What you should do
Write out all of the records precisely. Skip anything that is a picture.

═══ Records provided ═══

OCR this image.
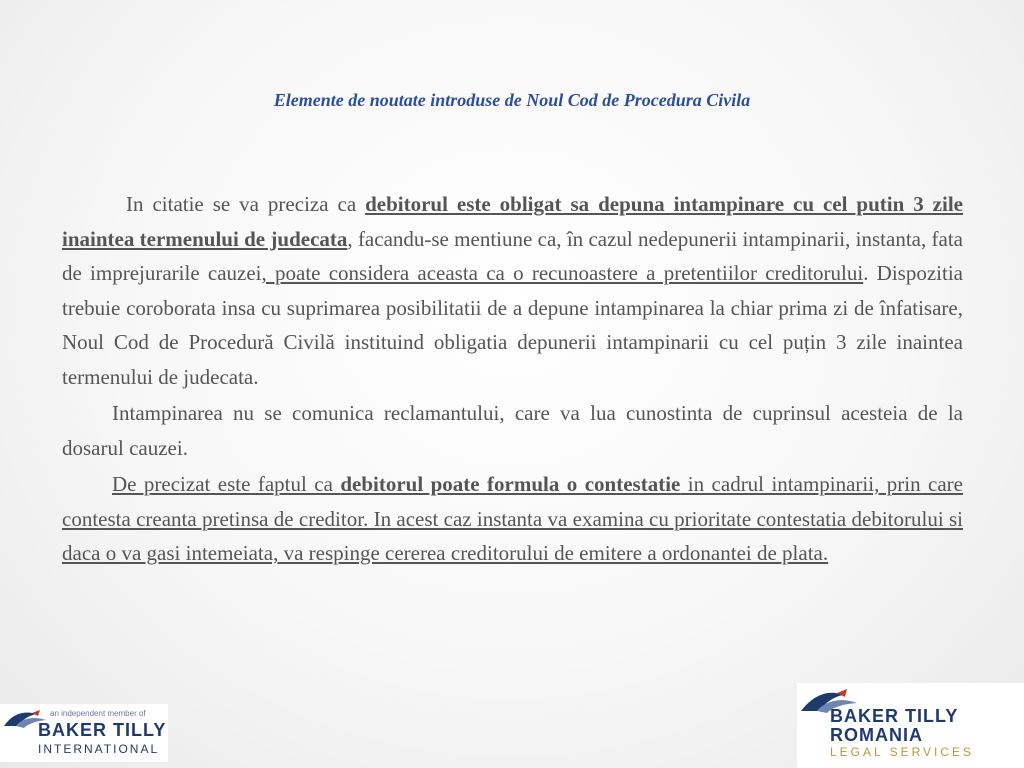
Elemente de noutate introduse de Noul Cod de Procedura Civila

In citatie se va preciza ca debitorul este obligat sa depuna intampinare cu cel putin 3 zile inaintea termenului de judecata, facandu-se mentiune ca, în cazul nedepunerii intampinarii, instanta, fata de imprejurarile cauzei, poate considera aceasta ca o recunoastere a pretentiilor creditorului. Dispozitia trebuie coroborata insa cu suprimarea posibilitatii de a depune intampinarea la chiar prima zi de înfatisare, Noul Cod de Procedură Civilă instituind obligatia depunerii intampinarii cu cel puțin 3 zile inaintea termenului de judecata.

Intampinarea nu se comunica reclamantului, care va lua cunostinta de cuprinsul acesteia de la dosarul cauzei.

De precizat este faptul ca debitorul poate formula o contestatie in cadrul intampinarii, prin care contesta creanta pretinsa de creditor. In acest caz instanta va examina cu prioritate contestatia debitorului si daca o va gasi intemeiata, va respinge cererea creditorului de emitere a ordonantei de plata.

an independent member of
BAKER TILLY
INTERNATIONAL
BAKER TILLY
ROMANIA
LEGAL SERVICES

═══

Task output
OCR this image.
Elemente de noutate introduse de Noul Cod de Procedura Civila

In citatie se va preciza ca debitorul este obligat sa depuna intampinare cu cel putin 3 zile inaintea termenului de judecata, facandu-se mentiune ca, în cazul nedepunerii intampinarii, instanta, fata de imprejurarile cauzei, poate considera aceasta ca o recunoastere a pretentiilor creditorului. Dispozitia trebuie coroborata insa cu suprimarea posibilitatii de a depune intampinarea la chiar prima zi de înfatisare, Noul Cod de Procedură Civilă instituind obligatia depunerii intampinarii cu cel puțin 3 zile inaintea termenului de judecata.

Intampinarea nu se comunica reclamantului, care va lua cunostinta de cuprinsul acesteia de la dosarul cauzei.

De precizat este faptul ca debitorul poate formula o contestatie in cadrul intampinarii, prin care contesta creanta pretinsa de creditor. In acest caz instanta va examina cu prioritate contestatia debitorului si daca o va gasi intemeiata, va respinge cererea creditorului de emitere a ordonantei de plata.

an independent member of
BAKER TILLY
INTERNATIONAL
BAKER TILLY
ROMANIA
LEGAL SERVICES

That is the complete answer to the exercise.